(Recorded data)
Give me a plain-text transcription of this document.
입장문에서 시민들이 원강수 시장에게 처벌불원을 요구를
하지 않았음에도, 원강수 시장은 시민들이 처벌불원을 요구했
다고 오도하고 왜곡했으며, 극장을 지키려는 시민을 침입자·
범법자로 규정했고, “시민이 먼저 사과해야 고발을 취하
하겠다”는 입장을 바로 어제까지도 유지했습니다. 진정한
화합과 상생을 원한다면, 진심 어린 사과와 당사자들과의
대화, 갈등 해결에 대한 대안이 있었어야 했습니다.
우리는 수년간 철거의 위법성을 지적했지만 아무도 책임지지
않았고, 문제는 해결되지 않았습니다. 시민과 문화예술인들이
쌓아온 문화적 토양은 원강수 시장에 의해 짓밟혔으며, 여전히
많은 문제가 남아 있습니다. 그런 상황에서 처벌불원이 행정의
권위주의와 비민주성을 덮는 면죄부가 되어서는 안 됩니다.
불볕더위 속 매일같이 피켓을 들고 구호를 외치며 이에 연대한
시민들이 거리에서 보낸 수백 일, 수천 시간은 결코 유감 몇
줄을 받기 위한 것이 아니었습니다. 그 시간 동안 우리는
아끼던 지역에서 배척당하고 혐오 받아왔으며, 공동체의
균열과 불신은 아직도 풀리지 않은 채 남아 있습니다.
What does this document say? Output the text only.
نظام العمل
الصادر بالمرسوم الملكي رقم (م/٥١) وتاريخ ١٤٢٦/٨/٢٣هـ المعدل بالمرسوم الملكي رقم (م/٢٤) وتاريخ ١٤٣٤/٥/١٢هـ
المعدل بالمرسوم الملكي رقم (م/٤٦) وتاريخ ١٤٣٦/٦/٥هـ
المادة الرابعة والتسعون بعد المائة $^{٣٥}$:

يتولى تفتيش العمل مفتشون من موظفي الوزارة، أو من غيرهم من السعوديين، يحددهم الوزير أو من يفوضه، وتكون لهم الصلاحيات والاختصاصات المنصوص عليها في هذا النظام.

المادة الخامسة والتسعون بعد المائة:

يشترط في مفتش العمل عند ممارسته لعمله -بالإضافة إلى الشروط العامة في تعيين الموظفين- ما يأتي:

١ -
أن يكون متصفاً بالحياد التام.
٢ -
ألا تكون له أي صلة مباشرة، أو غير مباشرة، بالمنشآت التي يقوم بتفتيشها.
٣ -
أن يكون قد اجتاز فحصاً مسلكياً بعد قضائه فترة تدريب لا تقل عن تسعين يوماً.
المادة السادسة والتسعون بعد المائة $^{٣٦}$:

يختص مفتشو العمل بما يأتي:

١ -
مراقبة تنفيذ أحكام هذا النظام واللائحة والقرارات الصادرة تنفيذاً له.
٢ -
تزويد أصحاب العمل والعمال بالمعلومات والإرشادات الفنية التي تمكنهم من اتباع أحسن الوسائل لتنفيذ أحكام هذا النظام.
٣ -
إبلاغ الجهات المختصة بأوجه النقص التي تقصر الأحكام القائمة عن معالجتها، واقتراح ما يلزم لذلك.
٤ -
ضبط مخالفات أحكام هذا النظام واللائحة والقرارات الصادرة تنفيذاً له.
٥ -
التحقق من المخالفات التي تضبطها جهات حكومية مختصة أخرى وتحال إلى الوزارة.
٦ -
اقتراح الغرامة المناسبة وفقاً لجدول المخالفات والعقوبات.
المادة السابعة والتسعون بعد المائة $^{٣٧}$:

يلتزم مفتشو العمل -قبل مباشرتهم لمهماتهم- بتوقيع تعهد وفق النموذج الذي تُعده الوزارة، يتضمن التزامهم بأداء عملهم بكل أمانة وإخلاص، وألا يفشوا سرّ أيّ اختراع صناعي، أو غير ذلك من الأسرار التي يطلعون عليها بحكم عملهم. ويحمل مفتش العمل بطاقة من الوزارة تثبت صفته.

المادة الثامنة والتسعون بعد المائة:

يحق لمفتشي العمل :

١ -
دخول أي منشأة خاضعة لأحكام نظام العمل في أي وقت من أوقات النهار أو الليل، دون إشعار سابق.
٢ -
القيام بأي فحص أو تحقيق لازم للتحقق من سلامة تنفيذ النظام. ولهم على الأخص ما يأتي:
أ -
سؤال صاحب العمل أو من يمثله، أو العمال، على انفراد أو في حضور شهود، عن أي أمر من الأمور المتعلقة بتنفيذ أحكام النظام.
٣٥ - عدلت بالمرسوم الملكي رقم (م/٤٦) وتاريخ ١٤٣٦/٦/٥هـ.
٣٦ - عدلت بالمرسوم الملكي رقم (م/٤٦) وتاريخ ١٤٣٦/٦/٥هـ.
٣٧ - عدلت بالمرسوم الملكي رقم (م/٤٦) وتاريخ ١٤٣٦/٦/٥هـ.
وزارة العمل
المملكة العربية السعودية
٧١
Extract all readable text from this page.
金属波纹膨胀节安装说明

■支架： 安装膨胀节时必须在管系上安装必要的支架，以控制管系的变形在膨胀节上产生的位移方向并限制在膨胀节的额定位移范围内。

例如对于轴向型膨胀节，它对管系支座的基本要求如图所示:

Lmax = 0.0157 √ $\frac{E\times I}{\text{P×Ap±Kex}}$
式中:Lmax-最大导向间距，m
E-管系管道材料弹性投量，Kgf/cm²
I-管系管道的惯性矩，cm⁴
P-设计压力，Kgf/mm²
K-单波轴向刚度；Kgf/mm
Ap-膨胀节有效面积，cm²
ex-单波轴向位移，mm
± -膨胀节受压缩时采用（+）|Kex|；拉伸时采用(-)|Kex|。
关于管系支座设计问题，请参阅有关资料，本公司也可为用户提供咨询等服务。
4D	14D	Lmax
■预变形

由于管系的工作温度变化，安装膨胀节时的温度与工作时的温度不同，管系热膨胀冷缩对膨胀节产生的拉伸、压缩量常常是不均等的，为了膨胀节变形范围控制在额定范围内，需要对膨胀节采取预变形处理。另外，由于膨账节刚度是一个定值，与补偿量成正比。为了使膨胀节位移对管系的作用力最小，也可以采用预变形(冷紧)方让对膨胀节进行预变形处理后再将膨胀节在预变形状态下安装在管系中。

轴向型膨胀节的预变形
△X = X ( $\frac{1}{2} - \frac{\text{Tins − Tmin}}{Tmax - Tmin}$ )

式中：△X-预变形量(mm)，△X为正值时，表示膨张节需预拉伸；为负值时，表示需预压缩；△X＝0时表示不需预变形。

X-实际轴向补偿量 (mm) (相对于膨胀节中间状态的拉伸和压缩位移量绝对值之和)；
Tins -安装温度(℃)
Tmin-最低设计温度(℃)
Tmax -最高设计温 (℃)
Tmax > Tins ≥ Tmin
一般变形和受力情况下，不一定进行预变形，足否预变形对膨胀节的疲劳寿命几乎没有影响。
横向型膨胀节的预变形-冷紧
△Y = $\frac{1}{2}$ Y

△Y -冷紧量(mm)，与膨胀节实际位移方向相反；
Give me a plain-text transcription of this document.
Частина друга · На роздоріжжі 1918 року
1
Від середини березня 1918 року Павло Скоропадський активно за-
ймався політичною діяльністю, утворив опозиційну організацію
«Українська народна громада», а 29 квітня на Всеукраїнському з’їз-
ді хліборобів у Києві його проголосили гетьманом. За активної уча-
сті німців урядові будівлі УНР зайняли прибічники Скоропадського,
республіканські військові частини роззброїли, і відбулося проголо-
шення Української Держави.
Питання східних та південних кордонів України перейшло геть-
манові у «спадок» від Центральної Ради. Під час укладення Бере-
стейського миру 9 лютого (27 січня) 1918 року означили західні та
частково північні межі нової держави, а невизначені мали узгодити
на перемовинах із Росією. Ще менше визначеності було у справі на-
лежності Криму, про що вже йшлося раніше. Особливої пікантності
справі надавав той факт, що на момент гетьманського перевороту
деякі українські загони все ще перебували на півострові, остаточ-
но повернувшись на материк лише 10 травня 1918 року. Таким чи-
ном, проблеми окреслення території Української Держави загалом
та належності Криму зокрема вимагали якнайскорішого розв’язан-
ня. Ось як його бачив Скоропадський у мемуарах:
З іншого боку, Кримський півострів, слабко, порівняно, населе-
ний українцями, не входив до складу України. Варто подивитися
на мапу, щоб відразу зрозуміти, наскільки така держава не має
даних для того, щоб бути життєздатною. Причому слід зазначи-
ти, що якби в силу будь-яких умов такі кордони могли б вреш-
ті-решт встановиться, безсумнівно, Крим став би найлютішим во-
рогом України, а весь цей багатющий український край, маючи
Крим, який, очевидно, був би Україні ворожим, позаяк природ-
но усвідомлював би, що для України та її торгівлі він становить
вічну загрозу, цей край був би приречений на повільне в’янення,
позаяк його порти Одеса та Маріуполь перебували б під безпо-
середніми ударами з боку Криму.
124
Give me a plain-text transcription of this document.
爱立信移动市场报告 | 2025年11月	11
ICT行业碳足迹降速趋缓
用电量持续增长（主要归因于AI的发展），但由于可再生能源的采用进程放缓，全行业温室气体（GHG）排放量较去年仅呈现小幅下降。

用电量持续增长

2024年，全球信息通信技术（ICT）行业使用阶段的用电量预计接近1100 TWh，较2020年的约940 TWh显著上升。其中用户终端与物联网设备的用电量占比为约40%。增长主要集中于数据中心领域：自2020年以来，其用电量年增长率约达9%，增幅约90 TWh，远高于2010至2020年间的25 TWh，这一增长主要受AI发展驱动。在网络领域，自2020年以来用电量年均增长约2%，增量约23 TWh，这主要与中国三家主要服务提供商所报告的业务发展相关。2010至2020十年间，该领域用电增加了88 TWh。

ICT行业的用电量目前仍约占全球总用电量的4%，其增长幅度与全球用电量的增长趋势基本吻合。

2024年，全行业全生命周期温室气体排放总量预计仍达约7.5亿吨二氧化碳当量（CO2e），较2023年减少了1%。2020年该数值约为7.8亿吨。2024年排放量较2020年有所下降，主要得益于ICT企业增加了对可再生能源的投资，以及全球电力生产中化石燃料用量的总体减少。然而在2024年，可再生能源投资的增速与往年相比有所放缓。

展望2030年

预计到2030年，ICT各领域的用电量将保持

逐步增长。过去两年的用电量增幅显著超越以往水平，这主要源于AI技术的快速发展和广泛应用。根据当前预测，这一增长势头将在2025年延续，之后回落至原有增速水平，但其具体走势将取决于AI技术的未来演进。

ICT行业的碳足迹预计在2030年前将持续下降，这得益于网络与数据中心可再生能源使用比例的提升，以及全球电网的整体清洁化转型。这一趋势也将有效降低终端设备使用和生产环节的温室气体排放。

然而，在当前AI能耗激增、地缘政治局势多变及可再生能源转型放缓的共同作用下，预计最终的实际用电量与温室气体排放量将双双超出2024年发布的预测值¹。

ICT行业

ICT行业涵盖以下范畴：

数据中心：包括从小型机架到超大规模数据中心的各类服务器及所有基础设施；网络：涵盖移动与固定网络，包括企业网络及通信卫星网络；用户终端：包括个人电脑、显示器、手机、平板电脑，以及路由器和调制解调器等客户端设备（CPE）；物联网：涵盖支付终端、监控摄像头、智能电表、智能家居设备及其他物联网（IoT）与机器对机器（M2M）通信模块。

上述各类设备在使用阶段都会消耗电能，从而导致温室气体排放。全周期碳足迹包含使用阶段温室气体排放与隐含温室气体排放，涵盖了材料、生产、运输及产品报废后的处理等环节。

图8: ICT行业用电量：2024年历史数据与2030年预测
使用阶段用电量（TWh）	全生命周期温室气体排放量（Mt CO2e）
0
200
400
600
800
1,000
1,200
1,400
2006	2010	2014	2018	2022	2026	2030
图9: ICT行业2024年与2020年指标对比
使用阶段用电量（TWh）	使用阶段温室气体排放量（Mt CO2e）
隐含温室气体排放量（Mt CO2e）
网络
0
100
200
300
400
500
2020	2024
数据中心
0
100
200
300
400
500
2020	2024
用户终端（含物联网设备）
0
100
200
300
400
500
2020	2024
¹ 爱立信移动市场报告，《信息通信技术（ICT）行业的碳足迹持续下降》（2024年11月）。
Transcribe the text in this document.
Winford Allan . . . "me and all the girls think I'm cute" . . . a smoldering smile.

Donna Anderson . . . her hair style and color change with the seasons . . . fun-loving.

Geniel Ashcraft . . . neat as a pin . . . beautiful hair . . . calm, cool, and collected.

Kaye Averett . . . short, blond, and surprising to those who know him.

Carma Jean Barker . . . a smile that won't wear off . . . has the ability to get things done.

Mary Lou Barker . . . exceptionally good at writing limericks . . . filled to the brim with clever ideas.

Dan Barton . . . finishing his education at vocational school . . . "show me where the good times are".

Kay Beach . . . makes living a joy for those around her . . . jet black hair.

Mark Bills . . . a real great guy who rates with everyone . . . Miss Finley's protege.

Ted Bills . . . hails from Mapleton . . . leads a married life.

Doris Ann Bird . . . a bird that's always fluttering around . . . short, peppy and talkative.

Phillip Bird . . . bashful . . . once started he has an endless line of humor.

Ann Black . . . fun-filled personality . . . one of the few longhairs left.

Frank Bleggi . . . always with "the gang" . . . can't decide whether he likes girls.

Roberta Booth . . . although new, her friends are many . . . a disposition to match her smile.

Set problem: Copy out exactly the lines running from the line with "Transcribe the text in this document." to the end of the records, inclusive.

Task output:
Transcribe the text in this document.
Winford Allan . . . "me and all the girls think I'm cute" . . . a smoldering smile.

Donna Anderson . . . her hair style and color change with the seasons . . . fun-loving.

Geniel Ashcraft . . . neat as a pin . . . beautiful hair . . . calm, cool, and collected.

Kaye Averett . . . short, blond, and surprising to those who know him.

Carma Jean Barker . . . a smile that won't wear off . . . has the ability to get things done.

Mary Lou Barker . . . exceptionally good at writing limericks . . . filled to the brim with clever ideas.

Dan Barton . . . finishing his education at vocational school . . . "show me where the good times are".

Kay Beach . . . makes living a joy for those around her . . . jet black hair.

Mark Bills . . . a real great guy who rates with everyone . . . Miss Finley's protege.

Ted Bills . . . hails from Mapleton . . . leads a married life.

Doris Ann Bird . . . a bird that's always fluttering around . . . short, peppy and talkative.

Phillip Bird . . . bashful . . . once started he has an endless line of humor.

Ann Black . . . fun-filled personality . . . one of the few longhairs left.

Frank Bleggi . . . always with "the gang" . . . can't decide whether he likes girls.

Roberta Booth . . . although new, her friends are many . . . a disposition to match her smile.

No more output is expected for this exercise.